- [Description of the task] Every line with the word "screenshot" in it should be extracted from the data that follows.

....................

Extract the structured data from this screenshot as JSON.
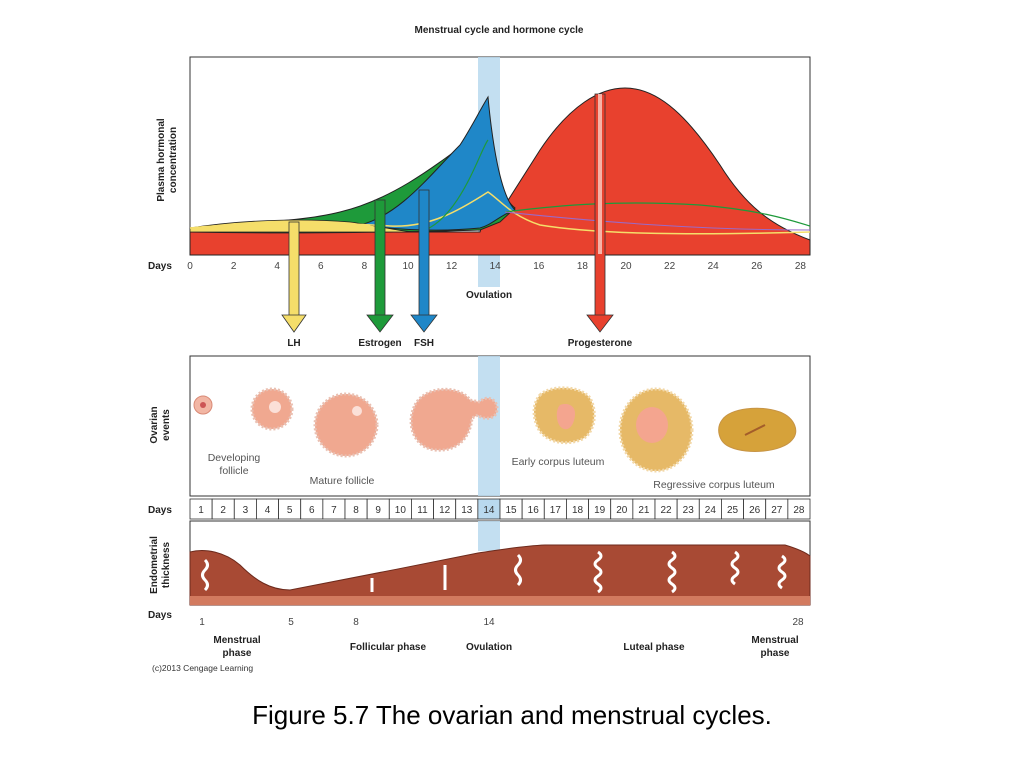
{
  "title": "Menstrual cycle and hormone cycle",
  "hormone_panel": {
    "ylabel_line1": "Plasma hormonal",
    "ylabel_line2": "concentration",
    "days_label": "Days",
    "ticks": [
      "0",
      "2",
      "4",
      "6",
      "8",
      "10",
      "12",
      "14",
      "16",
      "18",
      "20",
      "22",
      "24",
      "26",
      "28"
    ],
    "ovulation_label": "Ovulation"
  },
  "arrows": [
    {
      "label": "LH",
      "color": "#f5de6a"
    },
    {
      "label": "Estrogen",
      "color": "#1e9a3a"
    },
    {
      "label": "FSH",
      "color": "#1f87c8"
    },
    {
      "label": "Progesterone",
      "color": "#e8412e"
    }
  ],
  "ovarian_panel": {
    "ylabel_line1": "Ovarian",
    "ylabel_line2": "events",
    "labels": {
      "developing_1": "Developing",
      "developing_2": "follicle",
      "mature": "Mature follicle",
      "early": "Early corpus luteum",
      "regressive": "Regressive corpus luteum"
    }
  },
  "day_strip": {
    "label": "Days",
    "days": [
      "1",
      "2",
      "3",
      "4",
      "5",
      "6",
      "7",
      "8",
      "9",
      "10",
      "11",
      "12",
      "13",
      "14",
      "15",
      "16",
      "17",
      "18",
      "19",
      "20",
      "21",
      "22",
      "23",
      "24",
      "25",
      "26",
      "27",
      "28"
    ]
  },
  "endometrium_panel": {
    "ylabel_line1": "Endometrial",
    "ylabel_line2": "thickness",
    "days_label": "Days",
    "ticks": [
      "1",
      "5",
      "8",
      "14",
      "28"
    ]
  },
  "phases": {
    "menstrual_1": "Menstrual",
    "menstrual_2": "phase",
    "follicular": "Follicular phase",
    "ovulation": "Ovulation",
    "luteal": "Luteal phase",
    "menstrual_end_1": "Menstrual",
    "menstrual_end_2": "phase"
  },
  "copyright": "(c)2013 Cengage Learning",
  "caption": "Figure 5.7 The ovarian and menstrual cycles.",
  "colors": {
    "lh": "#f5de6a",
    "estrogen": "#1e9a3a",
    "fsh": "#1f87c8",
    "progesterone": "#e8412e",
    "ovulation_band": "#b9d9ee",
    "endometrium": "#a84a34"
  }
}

....................

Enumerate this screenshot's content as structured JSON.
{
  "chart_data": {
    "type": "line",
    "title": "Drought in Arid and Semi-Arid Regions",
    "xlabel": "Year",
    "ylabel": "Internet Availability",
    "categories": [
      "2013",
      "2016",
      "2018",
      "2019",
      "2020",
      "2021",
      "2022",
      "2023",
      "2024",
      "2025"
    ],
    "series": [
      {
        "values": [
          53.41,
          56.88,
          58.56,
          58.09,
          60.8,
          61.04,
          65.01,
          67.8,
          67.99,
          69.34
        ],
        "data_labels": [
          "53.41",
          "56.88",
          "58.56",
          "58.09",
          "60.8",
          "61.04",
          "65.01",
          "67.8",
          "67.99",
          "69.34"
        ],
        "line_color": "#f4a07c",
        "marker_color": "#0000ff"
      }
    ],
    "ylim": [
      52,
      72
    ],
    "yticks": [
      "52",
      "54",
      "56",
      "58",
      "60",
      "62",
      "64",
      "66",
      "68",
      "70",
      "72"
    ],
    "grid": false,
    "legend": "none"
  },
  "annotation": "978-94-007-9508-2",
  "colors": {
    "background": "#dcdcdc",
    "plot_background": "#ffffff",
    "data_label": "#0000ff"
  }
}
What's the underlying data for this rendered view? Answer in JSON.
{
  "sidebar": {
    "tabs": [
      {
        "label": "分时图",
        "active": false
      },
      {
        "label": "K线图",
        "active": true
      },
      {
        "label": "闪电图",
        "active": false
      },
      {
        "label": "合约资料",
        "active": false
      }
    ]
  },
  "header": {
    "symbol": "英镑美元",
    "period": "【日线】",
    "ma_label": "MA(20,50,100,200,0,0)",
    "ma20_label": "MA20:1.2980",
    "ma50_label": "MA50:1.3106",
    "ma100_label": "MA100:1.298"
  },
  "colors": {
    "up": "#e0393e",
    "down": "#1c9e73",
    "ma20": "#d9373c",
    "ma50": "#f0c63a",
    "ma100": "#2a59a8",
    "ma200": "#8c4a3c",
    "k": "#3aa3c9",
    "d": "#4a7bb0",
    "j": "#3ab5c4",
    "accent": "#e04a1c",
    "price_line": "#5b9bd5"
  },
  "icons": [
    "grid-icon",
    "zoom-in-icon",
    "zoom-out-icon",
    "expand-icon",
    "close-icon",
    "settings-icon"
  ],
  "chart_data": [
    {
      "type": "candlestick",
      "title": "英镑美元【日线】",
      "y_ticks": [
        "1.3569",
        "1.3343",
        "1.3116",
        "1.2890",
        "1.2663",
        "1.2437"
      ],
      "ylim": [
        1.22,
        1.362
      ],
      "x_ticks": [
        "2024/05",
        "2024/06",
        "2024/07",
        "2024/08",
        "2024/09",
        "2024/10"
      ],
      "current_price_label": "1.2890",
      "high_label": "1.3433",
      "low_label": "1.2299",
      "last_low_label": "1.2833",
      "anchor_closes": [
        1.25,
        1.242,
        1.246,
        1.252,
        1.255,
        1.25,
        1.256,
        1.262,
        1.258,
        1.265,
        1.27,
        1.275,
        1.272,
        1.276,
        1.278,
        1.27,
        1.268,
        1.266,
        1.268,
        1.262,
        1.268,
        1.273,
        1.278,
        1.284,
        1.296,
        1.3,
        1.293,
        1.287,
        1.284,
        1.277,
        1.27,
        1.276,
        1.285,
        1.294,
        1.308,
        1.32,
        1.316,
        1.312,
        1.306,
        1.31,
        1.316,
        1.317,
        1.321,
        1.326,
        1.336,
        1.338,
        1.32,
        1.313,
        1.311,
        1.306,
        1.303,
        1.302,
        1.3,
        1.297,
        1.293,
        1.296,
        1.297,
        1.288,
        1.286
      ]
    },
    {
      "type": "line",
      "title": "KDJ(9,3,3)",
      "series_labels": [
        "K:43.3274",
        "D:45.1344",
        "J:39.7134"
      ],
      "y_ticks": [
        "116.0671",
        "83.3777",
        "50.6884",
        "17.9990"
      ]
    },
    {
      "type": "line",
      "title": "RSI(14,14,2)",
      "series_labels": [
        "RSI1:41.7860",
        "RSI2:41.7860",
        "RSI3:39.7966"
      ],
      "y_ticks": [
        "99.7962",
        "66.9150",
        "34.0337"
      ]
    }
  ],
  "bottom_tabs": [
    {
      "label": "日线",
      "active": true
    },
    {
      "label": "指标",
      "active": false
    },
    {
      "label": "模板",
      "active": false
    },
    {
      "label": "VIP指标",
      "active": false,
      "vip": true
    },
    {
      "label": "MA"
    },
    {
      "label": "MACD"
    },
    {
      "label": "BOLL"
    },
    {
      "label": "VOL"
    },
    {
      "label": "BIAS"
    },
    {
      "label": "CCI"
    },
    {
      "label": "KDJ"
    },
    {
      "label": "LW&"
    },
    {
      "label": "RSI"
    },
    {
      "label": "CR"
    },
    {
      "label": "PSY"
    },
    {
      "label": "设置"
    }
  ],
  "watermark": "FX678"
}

....................

- [Complete response]
Extract the structured data from this screenshot as JSON.
Enumerate this screenshot's content as structured JSON.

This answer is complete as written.